• **GOAL**: Return every record exactly as written.

Data excerpts:

# # #

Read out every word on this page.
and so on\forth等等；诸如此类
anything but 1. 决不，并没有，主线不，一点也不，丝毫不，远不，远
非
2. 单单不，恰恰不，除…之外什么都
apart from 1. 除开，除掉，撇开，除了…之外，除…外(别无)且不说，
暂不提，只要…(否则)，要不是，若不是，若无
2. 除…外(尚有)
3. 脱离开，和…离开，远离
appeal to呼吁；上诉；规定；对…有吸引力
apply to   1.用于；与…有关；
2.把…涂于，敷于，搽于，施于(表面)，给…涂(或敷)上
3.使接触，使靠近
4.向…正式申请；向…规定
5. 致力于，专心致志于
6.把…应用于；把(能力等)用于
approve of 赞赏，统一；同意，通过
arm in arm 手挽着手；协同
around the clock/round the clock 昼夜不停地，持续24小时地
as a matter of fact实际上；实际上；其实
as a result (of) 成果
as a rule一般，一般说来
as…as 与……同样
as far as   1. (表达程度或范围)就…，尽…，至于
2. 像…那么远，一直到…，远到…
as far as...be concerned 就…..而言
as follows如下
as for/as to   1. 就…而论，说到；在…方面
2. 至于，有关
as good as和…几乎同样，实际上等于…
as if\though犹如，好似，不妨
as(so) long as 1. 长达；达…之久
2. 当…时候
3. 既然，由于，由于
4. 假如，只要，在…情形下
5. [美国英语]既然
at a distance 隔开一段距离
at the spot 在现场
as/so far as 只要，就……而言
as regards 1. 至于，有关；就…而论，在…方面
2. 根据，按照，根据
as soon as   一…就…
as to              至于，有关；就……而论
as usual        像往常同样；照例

# # #

• **EXERCISE RESULT**:
Read out every word on this page.
and so on\forth等等；诸如此类
anything but 1. 决不，并没有，主线不，一点也不，丝毫不，远不，远
非
2. 单单不，恰恰不，除…之外什么都
apart from 1. 除开，除掉，撇开，除了…之外，除…外(别无)且不说，
暂不提，只要…(否则)，要不是，若不是，若无
2. 除…外(尚有)
3. 脱离开，和…离开，远离
appeal to呼吁；上诉；规定；对…有吸引力
apply to   1.用于；与…有关；
2.把…涂于，敷于，搽于，施于(表面)，给…涂(或敷)上
3.使接触，使靠近
4.向…正式申请；向…规定
5. 致力于，专心致志于
6.把…应用于；把(能力等)用于
approve of 赞赏，统一；同意，通过
arm in arm 手挽着手；协同
around the clock/round the clock 昼夜不停地，持续24小时地
as a matter of fact实际上；实际上；其实
as a result (of) 成果
as a rule一般，一般说来
as…as 与……同样
as far as   1. (表达程度或范围)就…，尽…，至于
2. 像…那么远，一直到…，远到…
as far as...be concerned 就…..而言
as follows如下
as for/as to   1. 就…而论，说到；在…方面
2. 至于，有关
as good as和…几乎同样，实际上等于…
as if\though犹如，好似，不妨
as(so) long as 1. 长达；达…之久
2. 当…时候
3. 既然，由于，由于
4. 假如，只要，在…情形下
5. [美国英语]既然
at a distance 隔开一段距离
at the spot 在现场
as/so far as 只要，就……而言
as regards 1. 至于，有关；就…而论，在…方面
2. 根据，按照，根据
as soon as   一…就…
as to              至于，有关；就……而论
as usual        像往常同样；照例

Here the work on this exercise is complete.